• _RECORDS PROVIDED_
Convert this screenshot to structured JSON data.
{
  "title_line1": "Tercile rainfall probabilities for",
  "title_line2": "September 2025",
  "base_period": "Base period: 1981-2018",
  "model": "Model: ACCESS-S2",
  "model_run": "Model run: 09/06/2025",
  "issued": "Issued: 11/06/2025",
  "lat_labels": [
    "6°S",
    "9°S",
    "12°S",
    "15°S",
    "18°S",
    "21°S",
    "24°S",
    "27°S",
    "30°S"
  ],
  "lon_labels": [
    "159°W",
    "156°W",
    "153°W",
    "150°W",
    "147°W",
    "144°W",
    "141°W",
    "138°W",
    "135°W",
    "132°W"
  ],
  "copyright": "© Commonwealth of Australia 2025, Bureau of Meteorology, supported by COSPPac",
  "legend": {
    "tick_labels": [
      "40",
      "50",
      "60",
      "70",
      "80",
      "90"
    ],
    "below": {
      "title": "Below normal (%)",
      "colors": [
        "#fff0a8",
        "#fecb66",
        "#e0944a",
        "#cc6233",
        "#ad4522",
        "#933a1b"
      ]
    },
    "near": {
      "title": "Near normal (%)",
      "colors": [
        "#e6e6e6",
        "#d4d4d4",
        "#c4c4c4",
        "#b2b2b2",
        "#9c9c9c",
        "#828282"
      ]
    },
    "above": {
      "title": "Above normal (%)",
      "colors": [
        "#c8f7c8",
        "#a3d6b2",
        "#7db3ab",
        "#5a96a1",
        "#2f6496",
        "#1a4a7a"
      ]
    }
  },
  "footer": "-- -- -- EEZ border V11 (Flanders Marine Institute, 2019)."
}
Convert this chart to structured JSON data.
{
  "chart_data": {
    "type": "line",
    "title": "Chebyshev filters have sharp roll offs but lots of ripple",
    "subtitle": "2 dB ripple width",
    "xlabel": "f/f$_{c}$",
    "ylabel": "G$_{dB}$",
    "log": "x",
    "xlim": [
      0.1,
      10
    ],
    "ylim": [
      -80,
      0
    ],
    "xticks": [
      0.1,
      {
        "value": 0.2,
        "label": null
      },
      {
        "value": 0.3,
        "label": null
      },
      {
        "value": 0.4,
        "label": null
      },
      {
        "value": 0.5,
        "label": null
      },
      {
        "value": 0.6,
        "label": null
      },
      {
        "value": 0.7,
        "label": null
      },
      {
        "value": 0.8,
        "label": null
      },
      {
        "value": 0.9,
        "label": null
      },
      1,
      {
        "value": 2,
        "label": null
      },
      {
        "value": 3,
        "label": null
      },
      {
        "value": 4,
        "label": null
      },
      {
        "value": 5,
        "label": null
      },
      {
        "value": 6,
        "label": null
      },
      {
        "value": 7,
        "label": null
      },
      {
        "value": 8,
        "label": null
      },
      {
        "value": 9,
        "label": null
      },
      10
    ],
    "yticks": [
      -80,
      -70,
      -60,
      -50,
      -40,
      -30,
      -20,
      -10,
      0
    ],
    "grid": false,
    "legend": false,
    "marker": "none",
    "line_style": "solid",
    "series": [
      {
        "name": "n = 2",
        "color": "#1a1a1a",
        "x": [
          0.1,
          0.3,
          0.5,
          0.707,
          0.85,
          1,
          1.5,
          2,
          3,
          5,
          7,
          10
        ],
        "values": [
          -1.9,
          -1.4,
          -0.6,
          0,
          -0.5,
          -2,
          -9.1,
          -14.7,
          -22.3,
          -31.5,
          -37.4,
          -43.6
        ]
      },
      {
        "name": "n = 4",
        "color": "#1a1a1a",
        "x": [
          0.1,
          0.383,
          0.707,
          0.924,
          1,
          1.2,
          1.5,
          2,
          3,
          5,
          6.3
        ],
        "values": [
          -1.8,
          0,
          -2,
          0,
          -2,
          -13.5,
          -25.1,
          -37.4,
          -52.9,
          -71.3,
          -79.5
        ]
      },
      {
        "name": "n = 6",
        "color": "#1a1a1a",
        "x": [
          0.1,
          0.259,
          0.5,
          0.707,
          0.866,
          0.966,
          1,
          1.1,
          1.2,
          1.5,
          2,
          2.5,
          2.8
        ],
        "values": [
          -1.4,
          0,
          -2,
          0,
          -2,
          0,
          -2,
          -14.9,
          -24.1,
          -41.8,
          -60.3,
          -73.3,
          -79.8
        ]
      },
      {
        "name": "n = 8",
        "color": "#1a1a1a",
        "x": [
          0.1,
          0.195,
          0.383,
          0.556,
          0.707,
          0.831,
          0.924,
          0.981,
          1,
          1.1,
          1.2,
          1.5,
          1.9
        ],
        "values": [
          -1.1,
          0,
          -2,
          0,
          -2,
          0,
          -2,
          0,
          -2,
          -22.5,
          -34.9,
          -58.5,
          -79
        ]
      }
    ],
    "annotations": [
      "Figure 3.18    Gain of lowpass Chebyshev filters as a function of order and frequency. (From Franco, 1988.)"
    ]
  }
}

• _JOB_
Locate the word "Chebyshev" in the records above, and return each line that has it.

• _EXPECTED OUTPUT_
    "title": "Chebyshev filters have sharp roll offs but lots of ripple",
      "Figure 3.18    Gain of lowpass Chebyshev filters as a function of order and frequency. (From Franco, 1988.)"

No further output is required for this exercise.